____ MATERIAL SUPPLIED
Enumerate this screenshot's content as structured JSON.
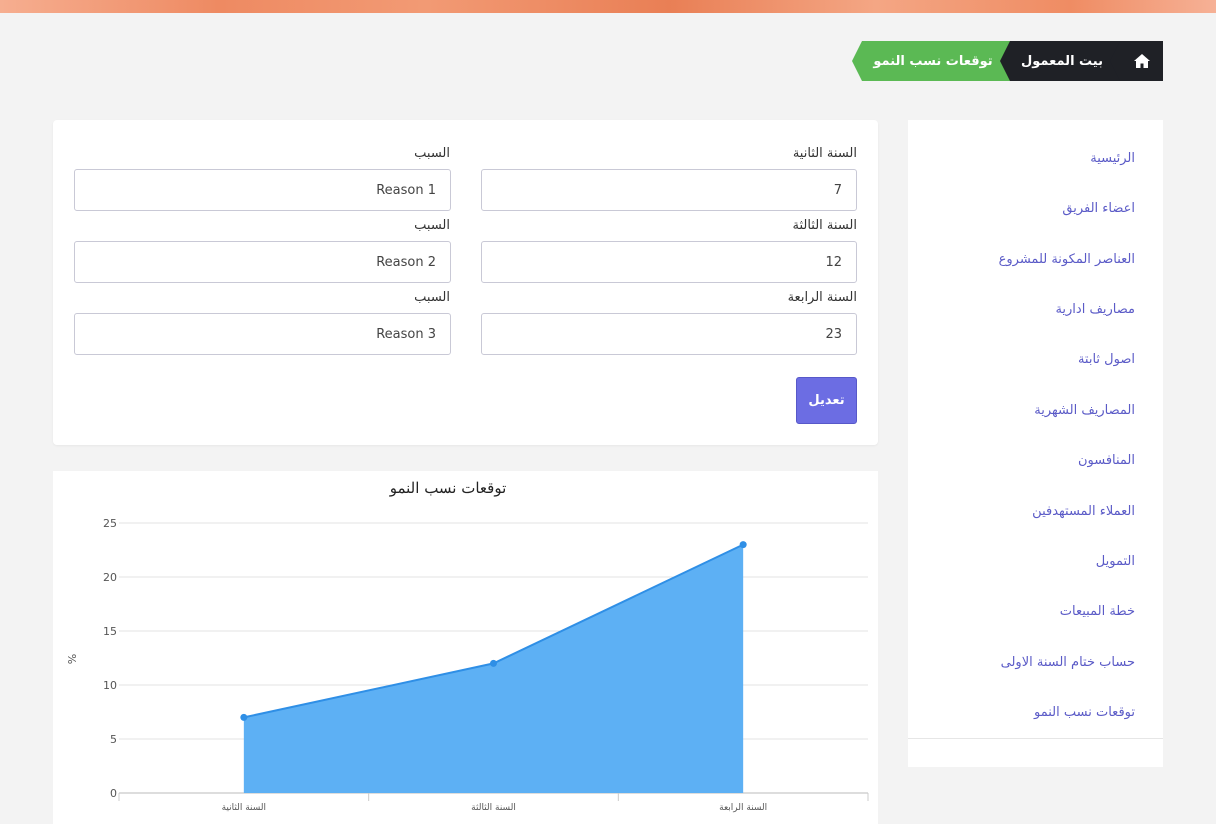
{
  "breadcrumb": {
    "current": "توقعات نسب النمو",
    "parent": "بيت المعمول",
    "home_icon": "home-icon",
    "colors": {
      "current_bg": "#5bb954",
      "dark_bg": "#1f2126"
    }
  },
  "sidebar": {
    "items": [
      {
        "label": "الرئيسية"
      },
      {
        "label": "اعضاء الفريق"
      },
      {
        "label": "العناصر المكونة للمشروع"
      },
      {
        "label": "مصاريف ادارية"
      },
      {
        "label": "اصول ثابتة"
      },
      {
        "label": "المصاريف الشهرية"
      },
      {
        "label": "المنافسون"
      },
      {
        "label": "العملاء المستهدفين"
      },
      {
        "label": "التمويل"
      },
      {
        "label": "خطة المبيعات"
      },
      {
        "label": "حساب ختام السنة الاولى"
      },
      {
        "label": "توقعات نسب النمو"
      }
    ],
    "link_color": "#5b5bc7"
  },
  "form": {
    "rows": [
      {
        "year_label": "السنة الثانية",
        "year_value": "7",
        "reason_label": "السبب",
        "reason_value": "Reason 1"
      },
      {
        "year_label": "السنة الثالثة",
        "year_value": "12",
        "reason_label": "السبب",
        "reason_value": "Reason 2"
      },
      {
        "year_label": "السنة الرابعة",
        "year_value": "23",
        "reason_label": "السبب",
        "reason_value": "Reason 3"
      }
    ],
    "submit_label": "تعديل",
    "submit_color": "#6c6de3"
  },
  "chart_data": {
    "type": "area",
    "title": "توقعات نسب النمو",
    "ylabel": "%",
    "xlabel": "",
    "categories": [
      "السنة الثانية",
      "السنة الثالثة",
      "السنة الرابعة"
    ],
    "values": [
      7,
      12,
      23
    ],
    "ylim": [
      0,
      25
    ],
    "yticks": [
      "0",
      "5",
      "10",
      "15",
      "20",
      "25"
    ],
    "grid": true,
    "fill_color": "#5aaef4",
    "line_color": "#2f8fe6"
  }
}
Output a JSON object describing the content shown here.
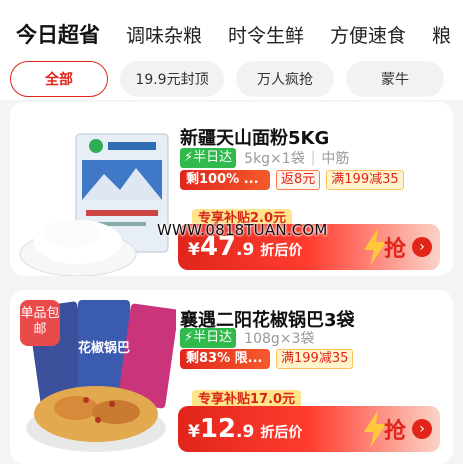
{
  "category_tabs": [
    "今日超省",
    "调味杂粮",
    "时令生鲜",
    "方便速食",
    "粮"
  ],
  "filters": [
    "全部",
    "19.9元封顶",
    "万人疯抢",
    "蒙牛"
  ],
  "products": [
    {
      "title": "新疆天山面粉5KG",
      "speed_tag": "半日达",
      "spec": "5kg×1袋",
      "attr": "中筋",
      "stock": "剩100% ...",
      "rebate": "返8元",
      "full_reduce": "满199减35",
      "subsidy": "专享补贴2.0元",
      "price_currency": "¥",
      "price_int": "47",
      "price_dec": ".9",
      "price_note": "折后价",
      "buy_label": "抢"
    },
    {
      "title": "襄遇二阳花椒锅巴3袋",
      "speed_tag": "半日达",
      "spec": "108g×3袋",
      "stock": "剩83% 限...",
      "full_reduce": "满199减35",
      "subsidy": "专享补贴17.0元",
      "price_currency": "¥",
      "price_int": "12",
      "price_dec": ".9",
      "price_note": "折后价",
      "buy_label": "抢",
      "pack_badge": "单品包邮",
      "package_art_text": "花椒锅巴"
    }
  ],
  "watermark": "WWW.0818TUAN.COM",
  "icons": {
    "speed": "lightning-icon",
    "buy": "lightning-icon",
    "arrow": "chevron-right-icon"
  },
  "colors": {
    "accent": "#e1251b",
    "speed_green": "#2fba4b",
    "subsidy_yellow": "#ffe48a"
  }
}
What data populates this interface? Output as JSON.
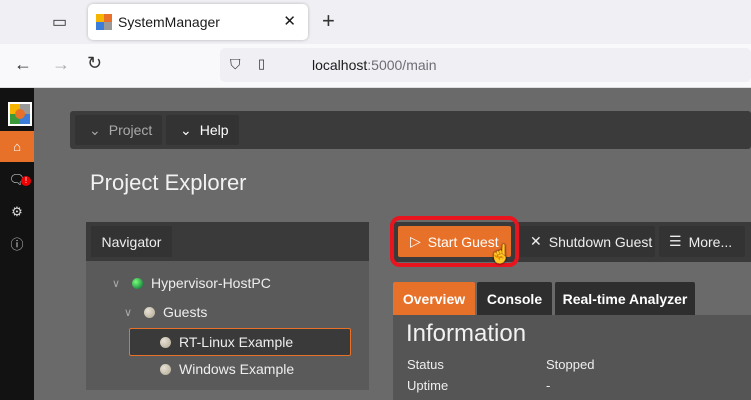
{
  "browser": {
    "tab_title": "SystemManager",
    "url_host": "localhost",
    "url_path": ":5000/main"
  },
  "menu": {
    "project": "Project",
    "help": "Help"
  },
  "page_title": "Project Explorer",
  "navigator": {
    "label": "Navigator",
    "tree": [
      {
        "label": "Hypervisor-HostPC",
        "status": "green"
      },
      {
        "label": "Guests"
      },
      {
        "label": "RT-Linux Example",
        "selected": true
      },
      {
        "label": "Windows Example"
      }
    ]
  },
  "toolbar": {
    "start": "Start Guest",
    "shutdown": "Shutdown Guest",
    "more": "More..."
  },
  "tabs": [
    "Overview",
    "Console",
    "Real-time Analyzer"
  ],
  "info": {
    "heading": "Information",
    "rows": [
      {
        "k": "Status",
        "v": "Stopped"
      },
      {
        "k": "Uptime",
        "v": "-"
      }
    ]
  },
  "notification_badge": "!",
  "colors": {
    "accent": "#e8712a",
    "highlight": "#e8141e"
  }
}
________
### WORK INSTRUCTIONS
All lines in the data that contain the word "Output" should be copied.

### WRITTEN REPLY
Output a JSON object describing the content shown here.
What data populates this interface? Output as JSON.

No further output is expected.